What this task involves. The records below hold pictures; please leave those out and retype the rest exactly.
__________
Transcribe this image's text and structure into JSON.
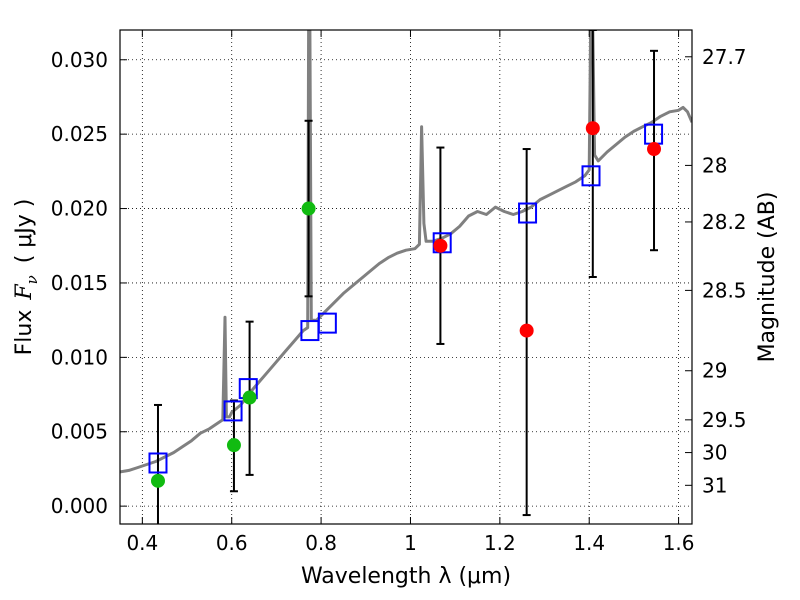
{
  "chart_data": {
    "type": "scatter",
    "xlabel": "Wavelength  λ (μm)",
    "ylabel": "Flux  Fν  ( μJy )",
    "ylabel_parts": {
      "prefix": "Flux",
      "symbol": "F",
      "subscript": "ν",
      "units": "( μJy )"
    },
    "y2label": "Magnitude (AB)",
    "xlim": [
      0.35,
      1.63
    ],
    "ylim": [
      -0.0012,
      0.032
    ],
    "xticks": [
      {
        "value": 0.4,
        "label": "0.4"
      },
      {
        "value": 0.6,
        "label": "0.6"
      },
      {
        "value": 0.8,
        "label": "0.8"
      },
      {
        "value": 1.0,
        "label": "1"
      },
      {
        "value": 1.2,
        "label": "1.2"
      },
      {
        "value": 1.4,
        "label": "1.4"
      },
      {
        "value": 1.6,
        "label": "1.6"
      }
    ],
    "yticks": [
      {
        "value": 0.0,
        "label": "0.000"
      },
      {
        "value": 0.005,
        "label": "0.005"
      },
      {
        "value": 0.01,
        "label": "0.010"
      },
      {
        "value": 0.015,
        "label": "0.015"
      },
      {
        "value": 0.02,
        "label": "0.020"
      },
      {
        "value": 0.025,
        "label": "0.025"
      },
      {
        "value": 0.03,
        "label": "0.030"
      }
    ],
    "y2ticks": [
      {
        "flux": 0.0302,
        "label": "27.7"
      },
      {
        "flux": 0.0229,
        "label": "28"
      },
      {
        "flux": 0.0191,
        "label": "28.2"
      },
      {
        "flux": 0.0145,
        "label": "28.5"
      },
      {
        "flux": 0.0091,
        "label": "29"
      },
      {
        "flux": 0.0058,
        "label": "29.5"
      },
      {
        "flux": 0.0036,
        "label": "30"
      },
      {
        "flux": 0.0014,
        "label": "31"
      }
    ],
    "grid": true,
    "colors": {
      "spectrum": "#808080",
      "model_box": "#0000ff",
      "detection": "#11bb11",
      "ir_detection": "#ff0000",
      "errorbar": "#000000"
    },
    "spectrum": {
      "x": [
        0.35,
        0.37,
        0.39,
        0.41,
        0.43,
        0.45,
        0.47,
        0.49,
        0.51,
        0.53,
        0.55,
        0.57,
        0.58,
        0.585,
        0.588,
        0.595,
        0.6,
        0.62,
        0.64,
        0.66,
        0.68,
        0.7,
        0.72,
        0.74,
        0.76,
        0.77,
        0.772,
        0.775,
        0.778,
        0.79,
        0.81,
        0.83,
        0.85,
        0.87,
        0.89,
        0.91,
        0.93,
        0.95,
        0.97,
        0.99,
        1.01,
        1.02,
        1.025,
        1.03,
        1.035,
        1.05,
        1.07,
        1.09,
        1.11,
        1.13,
        1.15,
        1.17,
        1.19,
        1.21,
        1.23,
        1.25,
        1.27,
        1.29,
        1.31,
        1.33,
        1.35,
        1.37,
        1.39,
        1.4,
        1.403,
        1.405,
        1.408,
        1.412,
        1.42,
        1.44,
        1.46,
        1.48,
        1.5,
        1.52,
        1.54,
        1.56,
        1.58,
        1.6,
        1.61,
        1.62,
        1.63
      ],
      "y": [
        0.0023,
        0.0024,
        0.0026,
        0.0028,
        0.003,
        0.0033,
        0.0036,
        0.004,
        0.0044,
        0.0049,
        0.0052,
        0.0056,
        0.0058,
        0.0127,
        0.006,
        0.006,
        0.0063,
        0.0068,
        0.0076,
        0.0083,
        0.009,
        0.0097,
        0.0104,
        0.0111,
        0.0118,
        0.012,
        0.032,
        0.032,
        0.0125,
        0.0125,
        0.0131,
        0.0137,
        0.0143,
        0.0148,
        0.0153,
        0.0158,
        0.0163,
        0.0167,
        0.017,
        0.0172,
        0.0173,
        0.0176,
        0.0255,
        0.019,
        0.0178,
        0.0178,
        0.018,
        0.0183,
        0.0188,
        0.0195,
        0.0198,
        0.0196,
        0.0201,
        0.0198,
        0.0196,
        0.0198,
        0.0201,
        0.0206,
        0.0209,
        0.0212,
        0.0215,
        0.0218,
        0.0222,
        0.0226,
        0.032,
        0.032,
        0.032,
        0.0236,
        0.0232,
        0.0238,
        0.0243,
        0.0248,
        0.0252,
        0.0255,
        0.0258,
        0.0262,
        0.0265,
        0.0266,
        0.0268,
        0.0265,
        0.0258
      ]
    },
    "model_boxes": [
      {
        "x": 0.435,
        "y": 0.0029
      },
      {
        "x": 0.603,
        "y": 0.0064
      },
      {
        "x": 0.637,
        "y": 0.0079
      },
      {
        "x": 0.775,
        "y": 0.0118
      },
      {
        "x": 0.814,
        "y": 0.0123
      },
      {
        "x": 1.071,
        "y": 0.0177
      },
      {
        "x": 1.262,
        "y": 0.0197
      },
      {
        "x": 1.404,
        "y": 0.0222
      },
      {
        "x": 1.544,
        "y": 0.025
      }
    ],
    "detections": [
      {
        "x": 0.435,
        "y": 0.0017,
        "yerr_low": -0.0013,
        "yerr_high": 0.0068,
        "color": "detection"
      },
      {
        "x": 0.605,
        "y": 0.0041,
        "yerr_low": 0.001,
        "yerr_high": 0.0071,
        "color": "detection"
      },
      {
        "x": 0.64,
        "y": 0.0073,
        "yerr_low": 0.0021,
        "yerr_high": 0.0124,
        "color": "detection"
      },
      {
        "x": 0.772,
        "y": 0.02,
        "yerr_low": 0.0141,
        "yerr_high": 0.0259,
        "color": "detection"
      },
      {
        "x": 1.067,
        "y": 0.0175,
        "yerr_low": 0.0109,
        "yerr_high": 0.0241,
        "color": "ir_detection"
      },
      {
        "x": 1.26,
        "y": 0.0118,
        "yerr_low": -0.0006,
        "yerr_high": 0.024,
        "color": "ir_detection"
      },
      {
        "x": 1.408,
        "y": 0.0254,
        "yerr_low": 0.0154,
        "yerr_high": 0.032,
        "color": "ir_detection"
      },
      {
        "x": 1.545,
        "y": 0.024,
        "yerr_low": 0.0172,
        "yerr_high": 0.0306,
        "color": "ir_detection"
      }
    ]
  }
}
__________
Answer to the task.
Transcribe this image's text and structure into JSON.
{
  "chart_data": {
    "type": "scatter",
    "xlabel": "Wavelength  λ (μm)",
    "ylabel": "Flux  Fν  ( μJy )",
    "ylabel_parts": {
      "prefix": "Flux",
      "symbol": "F",
      "subscript": "ν",
      "units": "( μJy )"
    },
    "y2label": "Magnitude (AB)",
    "xlim": [
      0.35,
      1.63
    ],
    "ylim": [
      -0.0012,
      0.032
    ],
    "xticks": [
      {
        "value": 0.4,
        "label": "0.4"
      },
      {
        "value": 0.6,
        "label": "0.6"
      },
      {
        "value": 0.8,
        "label": "0.8"
      },
      {
        "value": 1.0,
        "label": "1"
      },
      {
        "value": 1.2,
        "label": "1.2"
      },
      {
        "value": 1.4,
        "label": "1.4"
      },
      {
        "value": 1.6,
        "label": "1.6"
      }
    ],
    "yticks": [
      {
        "value": 0.0,
        "label": "0.000"
      },
      {
        "value": 0.005,
        "label": "0.005"
      },
      {
        "value": 0.01,
        "label": "0.010"
      },
      {
        "value": 0.015,
        "label": "0.015"
      },
      {
        "value": 0.02,
        "label": "0.020"
      },
      {
        "value": 0.025,
        "label": "0.025"
      },
      {
        "value": 0.03,
        "label": "0.030"
      }
    ],
    "y2ticks": [
      {
        "flux": 0.0302,
        "label": "27.7"
      },
      {
        "flux": 0.0229,
        "label": "28"
      },
      {
        "flux": 0.0191,
        "label": "28.2"
      },
      {
        "flux": 0.0145,
        "label": "28.5"
      },
      {
        "flux": 0.0091,
        "label": "29"
      },
      {
        "flux": 0.0058,
        "label": "29.5"
      },
      {
        "flux": 0.0036,
        "label": "30"
      },
      {
        "flux": 0.0014,
        "label": "31"
      }
    ],
    "grid": true,
    "colors": {
      "spectrum": "#808080",
      "model_box": "#0000ff",
      "detection": "#11bb11",
      "ir_detection": "#ff0000",
      "errorbar": "#000000"
    },
    "spectrum": {
      "x": [
        0.35,
        0.37,
        0.39,
        0.41,
        0.43,
        0.45,
        0.47,
        0.49,
        0.51,
        0.53,
        0.55,
        0.57,
        0.58,
        0.585,
        0.588,
        0.595,
        0.6,
        0.62,
        0.64,
        0.66,
        0.68,
        0.7,
        0.72,
        0.74,
        0.76,
        0.77,
        0.772,
        0.775,
        0.778,
        0.79,
        0.81,
        0.83,
        0.85,
        0.87,
        0.89,
        0.91,
        0.93,
        0.95,
        0.97,
        0.99,
        1.01,
        1.02,
        1.025,
        1.03,
        1.035,
        1.05,
        1.07,
        1.09,
        1.11,
        1.13,
        1.15,
        1.17,
        1.19,
        1.21,
        1.23,
        1.25,
        1.27,
        1.29,
        1.31,
        1.33,
        1.35,
        1.37,
        1.39,
        1.4,
        1.403,
        1.405,
        1.408,
        1.412,
        1.42,
        1.44,
        1.46,
        1.48,
        1.5,
        1.52,
        1.54,
        1.56,
        1.58,
        1.6,
        1.61,
        1.62,
        1.63
      ],
      "y": [
        0.0023,
        0.0024,
        0.0026,
        0.0028,
        0.003,
        0.0033,
        0.0036,
        0.004,
        0.0044,
        0.0049,
        0.0052,
        0.0056,
        0.0058,
        0.0127,
        0.006,
        0.006,
        0.0063,
        0.0068,
        0.0076,
        0.0083,
        0.009,
        0.0097,
        0.0104,
        0.0111,
        0.0118,
        0.012,
        0.032,
        0.032,
        0.0125,
        0.0125,
        0.0131,
        0.0137,
        0.0143,
        0.0148,
        0.0153,
        0.0158,
        0.0163,
        0.0167,
        0.017,
        0.0172,
        0.0173,
        0.0176,
        0.0255,
        0.019,
        0.0178,
        0.0178,
        0.018,
        0.0183,
        0.0188,
        0.0195,
        0.0198,
        0.0196,
        0.0201,
        0.0198,
        0.0196,
        0.0198,
        0.0201,
        0.0206,
        0.0209,
        0.0212,
        0.0215,
        0.0218,
        0.0222,
        0.0226,
        0.032,
        0.032,
        0.032,
        0.0236,
        0.0232,
        0.0238,
        0.0243,
        0.0248,
        0.0252,
        0.0255,
        0.0258,
        0.0262,
        0.0265,
        0.0266,
        0.0268,
        0.0265,
        0.0258
      ]
    },
    "model_boxes": [
      {
        "x": 0.435,
        "y": 0.0029
      },
      {
        "x": 0.603,
        "y": 0.0064
      },
      {
        "x": 0.637,
        "y": 0.0079
      },
      {
        "x": 0.775,
        "y": 0.0118
      },
      {
        "x": 0.814,
        "y": 0.0123
      },
      {
        "x": 1.071,
        "y": 0.0177
      },
      {
        "x": 1.262,
        "y": 0.0197
      },
      {
        "x": 1.404,
        "y": 0.0222
      },
      {
        "x": 1.544,
        "y": 0.025
      }
    ],
    "detections": [
      {
        "x": 0.435,
        "y": 0.0017,
        "yerr_low": -0.0013,
        "yerr_high": 0.0068,
        "color": "detection"
      },
      {
        "x": 0.605,
        "y": 0.0041,
        "yerr_low": 0.001,
        "yerr_high": 0.0071,
        "color": "detection"
      },
      {
        "x": 0.64,
        "y": 0.0073,
        "yerr_low": 0.0021,
        "yerr_high": 0.0124,
        "color": "detection"
      },
      {
        "x": 0.772,
        "y": 0.02,
        "yerr_low": 0.0141,
        "yerr_high": 0.0259,
        "color": "detection"
      },
      {
        "x": 1.067,
        "y": 0.0175,
        "yerr_low": 0.0109,
        "yerr_high": 0.0241,
        "color": "ir_detection"
      },
      {
        "x": 1.26,
        "y": 0.0118,
        "yerr_low": -0.0006,
        "yerr_high": 0.024,
        "color": "ir_detection"
      },
      {
        "x": 1.408,
        "y": 0.0254,
        "yerr_low": 0.0154,
        "yerr_high": 0.032,
        "color": "ir_detection"
      },
      {
        "x": 1.545,
        "y": 0.024,
        "yerr_low": 0.0172,
        "yerr_high": 0.0306,
        "color": "ir_detection"
      }
    ]
  }
}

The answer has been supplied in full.